_Work to do_.
Omit the pictures, then reproduce every remaining record exactly.

_Listed entries_.
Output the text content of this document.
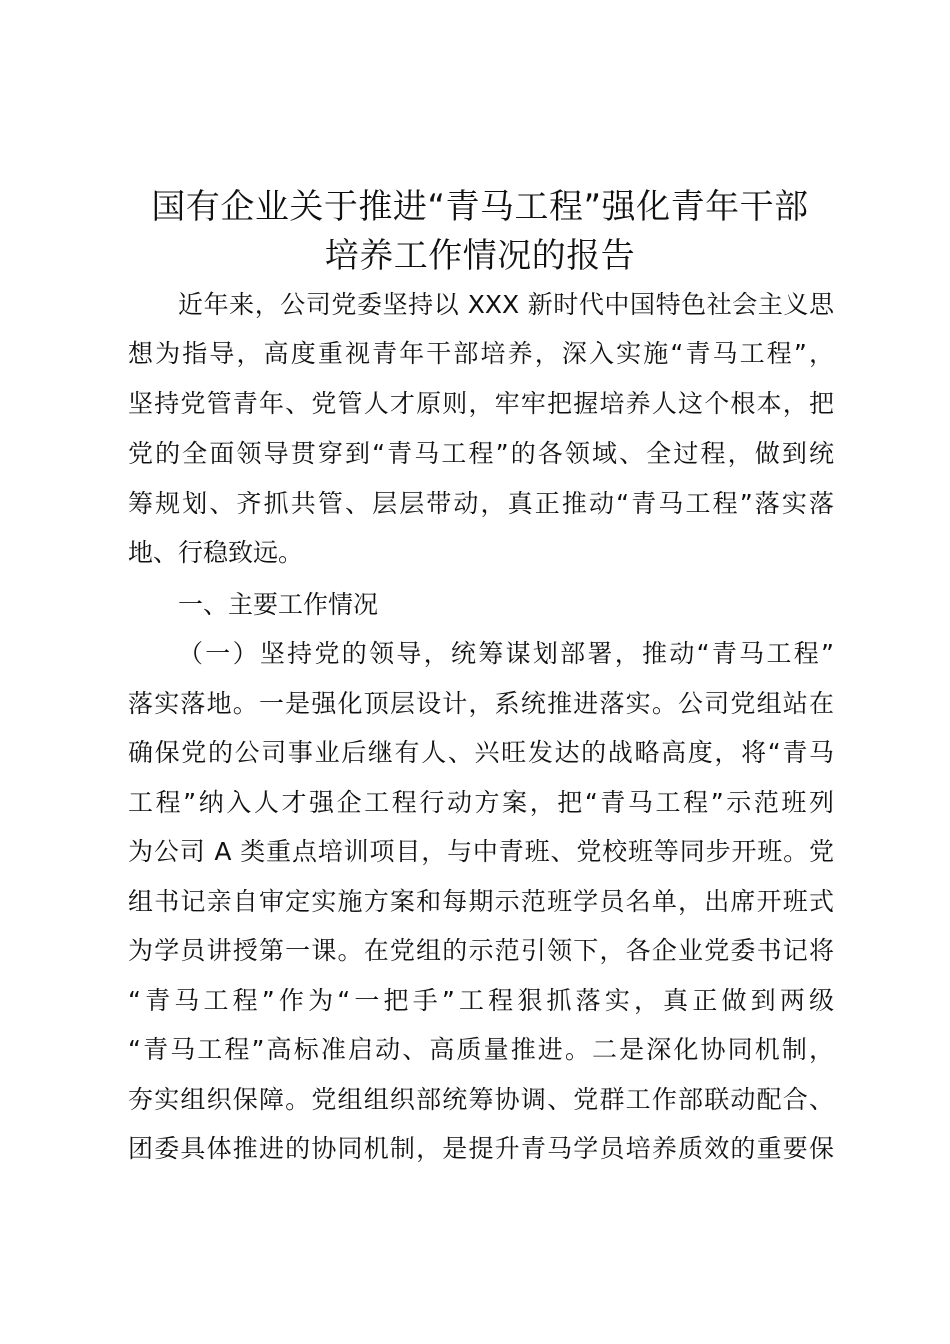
国有企业关于推进“青马工程”强化青年干部
培养工作情况的报告
近年来，公司党委坚持以 XXX 新时代中国特色社会主义思
想为指导，高度重视青年干部培养，深入实施“青马工程”，
坚持党管青年、党管人才原则，牢牢把握培养人这个根本，把
党的全面领导贯穿到“青马工程”的各领域、全过程，做到统
筹规划、齐抓共管、层层带动，真正推动“青马工程”落实落
地、行稳致远。
一、主要工作情况
（一）坚持党的领导，统筹谋划部署，推动“青马工程”
落实落地。一是强化顶层设计，系统推进落实。公司党组站在
确保党的公司事业后继有人、兴旺发达的战略高度，将“青马
工程”纳入人才强企工程行动方案，把“青马工程”示范班列
为公司 A 类重点培训项目，与中青班、党校班等同步开班。党
组书记亲自审定实施方案和每期示范班学员名单，出席开班式
为学员讲授第一课。在党组的示范引领下，各企业党委书记将
“青马工程”作为“一把手”工程狠抓落实，真正做到两级
“青马工程”高标准启动、高质量推进。二是深化协同机制，
夯实组织保障。党组组织部统筹协调、党群工作部联动配合、
团委具体推进的协同机制，是提升青马学员培养质效的重要保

_Correct answer_.
Output the text content of this document.
国有企业关于推进“青马工程”强化青年干部
培养工作情况的报告
近年来，公司党委坚持以 XXX 新时代中国特色社会主义思
想为指导，高度重视青年干部培养，深入实施“青马工程”，
坚持党管青年、党管人才原则，牢牢把握培养人这个根本，把
党的全面领导贯穿到“青马工程”的各领域、全过程，做到统
筹规划、齐抓共管、层层带动，真正推动“青马工程”落实落
地、行稳致远。
一、主要工作情况
（一）坚持党的领导，统筹谋划部署，推动“青马工程”
落实落地。一是强化顶层设计，系统推进落实。公司党组站在
确保党的公司事业后继有人、兴旺发达的战略高度，将“青马
工程”纳入人才强企工程行动方案，把“青马工程”示范班列
为公司 A 类重点培训项目，与中青班、党校班等同步开班。党
组书记亲自审定实施方案和每期示范班学员名单，出席开班式
为学员讲授第一课。在党组的示范引领下，各企业党委书记将
“青马工程”作为“一把手”工程狠抓落实，真正做到两级
“青马工程”高标准启动、高质量推进。二是深化协同机制，
夯实组织保障。党组组织部统筹协调、党群工作部联动配合、
团委具体推进的协同机制，是提升青马学员培养质效的重要保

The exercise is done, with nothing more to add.